# BRANO DI PARTENZA
────
Che cosa c’è sullo scaffale del cinema Raccomandiamoci a… “San Totò”
Sembrerà strano o forse addirittura irriverente ma Totò è questione di fede. Ed è questo che ha spinto uno dei critici musicali più apprezzati come Paolo Isotta – purtroppo recentemente scomparso, poco prima della pubblicazione di questo volume – a dedicare un libro al principe della risata. E a intitolarlo proprio San Totò (Marsilio, pp. 302, euro 19). Una struttura semplice perché non c’è nulla da dimostrare che già non si sappia, se non una sorta di professione di fede da parte di un uomo di cultura napoletano, arrivato sulla settantina e cresciuto nel mito di Totò. Tuttavia è chiaro che questo solo spirito non può essere sufficiente a giustificare l’iniziativa, che parte proprio come dimostrazione d’affetto e come forma di rimpianto. Quello di un autore che confessa di non aver mai assistito a uno spettacolo del celebre comico. Non solo, si diceva. E allora, nelle sessanta pagine introduttive, filtra uno studio che tende a mettere in collegamento il mitico principe Antonio De Curtis con le maschere della commedia dell’arte e ancora più indietro, fino a Plauto, Terenzio e Aristofane, l’Atellana e i Fescennini. Insomma la tradizione profondissima della risata italica che affonda le radici nella latinità. Nel gusto della gag quando si chiamava cachinno. Nel piacere di raccontare la ruspante popolarità, anche nei capolavori di Eduardo Scarpetta come Miseria e nobiltà o Un turco napoletano, dove non sempre si ride ma esce nitidamente l’arte che ha consacrato Totò al teatro e consente di perdonargli qualche film, indiscutibilmente meno eccelso di altri. D’altra parte, si sa, che anche nei più grandi qualche caduta è fisiologica.
────
# BLOCCO DATI

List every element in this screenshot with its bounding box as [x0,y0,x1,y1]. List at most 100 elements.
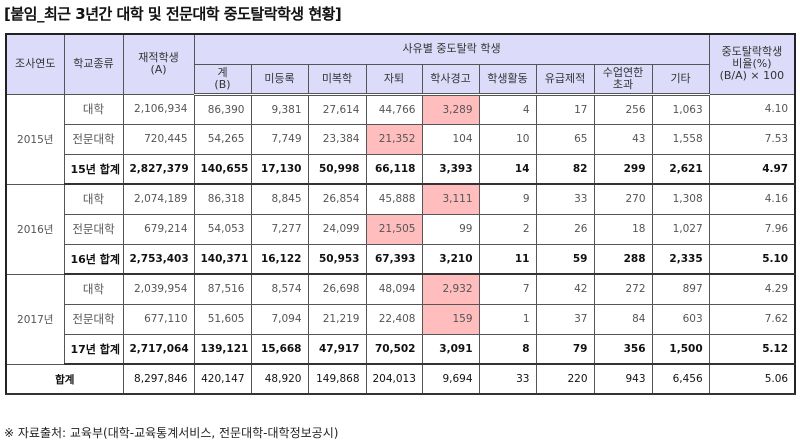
────
# COSA FARE
[1] Perché, secondo la recensione di San Totò, il libro ha una struttura semplice? Rispondi in una-tre frasi.
[2] Quante sono le pagine introduttive del libro San Totò, stando alla recensione?

# RISPOSTE PER PUNTO
[1] Il libro ha una struttura semplice perché su Totò non c'è nulla da dimostrare che già non si sappia. Resta soltanto una sorta di professione di fede da parte di un uomo di cultura napoletano, arrivato sulla settantina e cresciuto nel mito di Totò.

[2] Sono sessanta.